Required task: Here are records with pictures in them. Copy all of them exactly and leave the pictures out.

BEGIN Extracted material

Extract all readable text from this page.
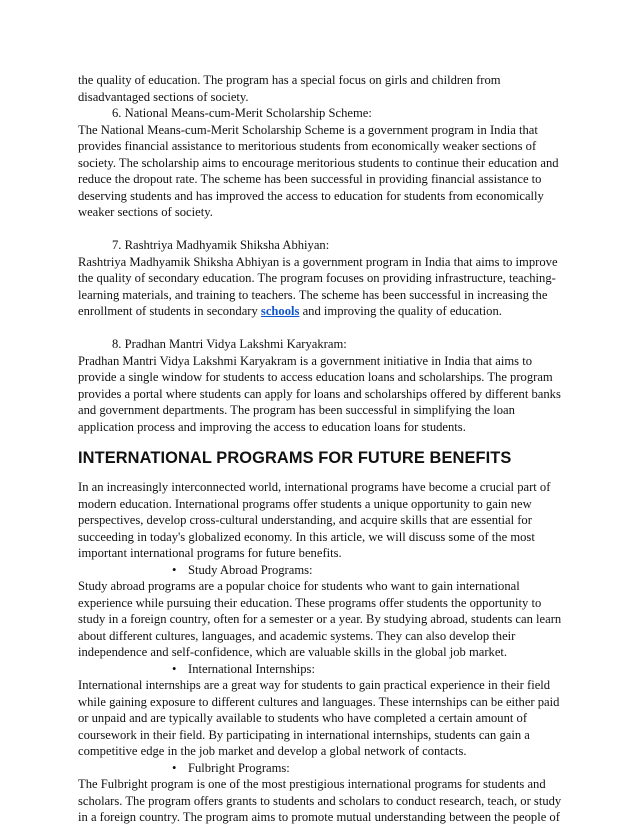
the quality of education. The program has a special focus on girls and children from

disadvantaged sections of society.

6. National Means-cum-Merit Scholarship Scheme:

The National Means-cum-Merit Scholarship Scheme is a government program in India that

provides financial assistance to meritorious students from economically weaker sections of

society. The scholarship aims to encourage meritorious students to continue their education and

reduce the dropout rate. The scheme has been successful in providing financial assistance to

deserving students and has improved the access to education for students from economically

weaker sections of society.

7. Rashtriya Madhyamik Shiksha Abhiyan:

Rashtriya Madhyamik Shiksha Abhiyan is a government program in India that aims to improve

the quality of secondary education. The program focuses on providing infrastructure, teaching-

learning materials, and training to teachers. The scheme has been successful in increasing the

enrollment of students in secondary schools and improving the quality of education.

8. Pradhan Mantri Vidya Lakshmi Karyakram:

Pradhan Mantri Vidya Lakshmi Karyakram is a government initiative in India that aims to

provide a single window for students to access education loans and scholarships. The program

provides a portal where students can apply for loans and scholarships offered by different banks

and government departments. The program has been successful in simplifying the loan

application process and improving the access to education loans for students.

INTERNATIONAL PROGRAMS FOR FUTURE BENEFITS

In an increasingly interconnected world, international programs have become a crucial part of

modern education. International programs offer students a unique opportunity to gain new

perspectives, develop cross-cultural understanding, and acquire skills that are essential for

succeeding in today's globalized economy. In this article, we will discuss some of the most

important international programs for future benefits.

• Study Abroad Programs:

Study abroad programs are a popular choice for students who want to gain international

experience while pursuing their education. These programs offer students the opportunity to

study in a foreign country, often for a semester or a year. By studying abroad, students can learn

about different cultures, languages, and academic systems. They can also develop their

independence and self-confidence, which are valuable skills in the global job market.

• International Internships:

International internships are a great way for students to gain practical experience in their field

while gaining exposure to different cultures and languages. These internships can be either paid

or unpaid and are typically available to students who have completed a certain amount of

coursework in their field. By participating in international internships, students can gain a

competitive edge in the job market and develop a global network of contacts.

• Fulbright Programs:

The Fulbright program is one of the most prestigious international programs for students and

scholars. The program offers grants to students and scholars to conduct research, teach, or study

in a foreign country. The program aims to promote mutual understanding between the people of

END Extracted material

Response for this exercise:
Extract all readable text from this page.
the quality of education. The program has a special focus on girls and children from

disadvantaged sections of society.

6. National Means-cum-Merit Scholarship Scheme:

The National Means-cum-Merit Scholarship Scheme is a government program in India that

provides financial assistance to meritorious students from economically weaker sections of

society. The scholarship aims to encourage meritorious students to continue their education and

reduce the dropout rate. The scheme has been successful in providing financial assistance to

deserving students and has improved the access to education for students from economically

weaker sections of society.

7. Rashtriya Madhyamik Shiksha Abhiyan:

Rashtriya Madhyamik Shiksha Abhiyan is a government program in India that aims to improve

the quality of secondary education. The program focuses on providing infrastructure, teaching-

learning materials, and training to teachers. The scheme has been successful in increasing the

enrollment of students in secondary schools and improving the quality of education.

8. Pradhan Mantri Vidya Lakshmi Karyakram:

Pradhan Mantri Vidya Lakshmi Karyakram is a government initiative in India that aims to

provide a single window for students to access education loans and scholarships. The program

provides a portal where students can apply for loans and scholarships offered by different banks

and government departments. The program has been successful in simplifying the loan

application process and improving the access to education loans for students.

INTERNATIONAL PROGRAMS FOR FUTURE BENEFITS

In an increasingly interconnected world, international programs have become a crucial part of

modern education. International programs offer students a unique opportunity to gain new

perspectives, develop cross-cultural understanding, and acquire skills that are essential for

succeeding in today's globalized economy. In this article, we will discuss some of the most

important international programs for future benefits.

• Study Abroad Programs:

Study abroad programs are a popular choice for students who want to gain international

experience while pursuing their education. These programs offer students the opportunity to

study in a foreign country, often for a semester or a year. By studying abroad, students can learn

about different cultures, languages, and academic systems. They can also develop their

independence and self-confidence, which are valuable skills in the global job market.

• International Internships:

International internships are a great way for students to gain practical experience in their field

while gaining exposure to different cultures and languages. These internships can be either paid

or unpaid and are typically available to students who have completed a certain amount of

coursework in their field. By participating in international internships, students can gain a

competitive edge in the job market and develop a global network of contacts.

• Fulbright Programs:

The Fulbright program is one of the most prestigious international programs for students and

scholars. The program offers grants to students and scholars to conduct research, teach, or study

in a foreign country. The program aims to promote mutual understanding between the people of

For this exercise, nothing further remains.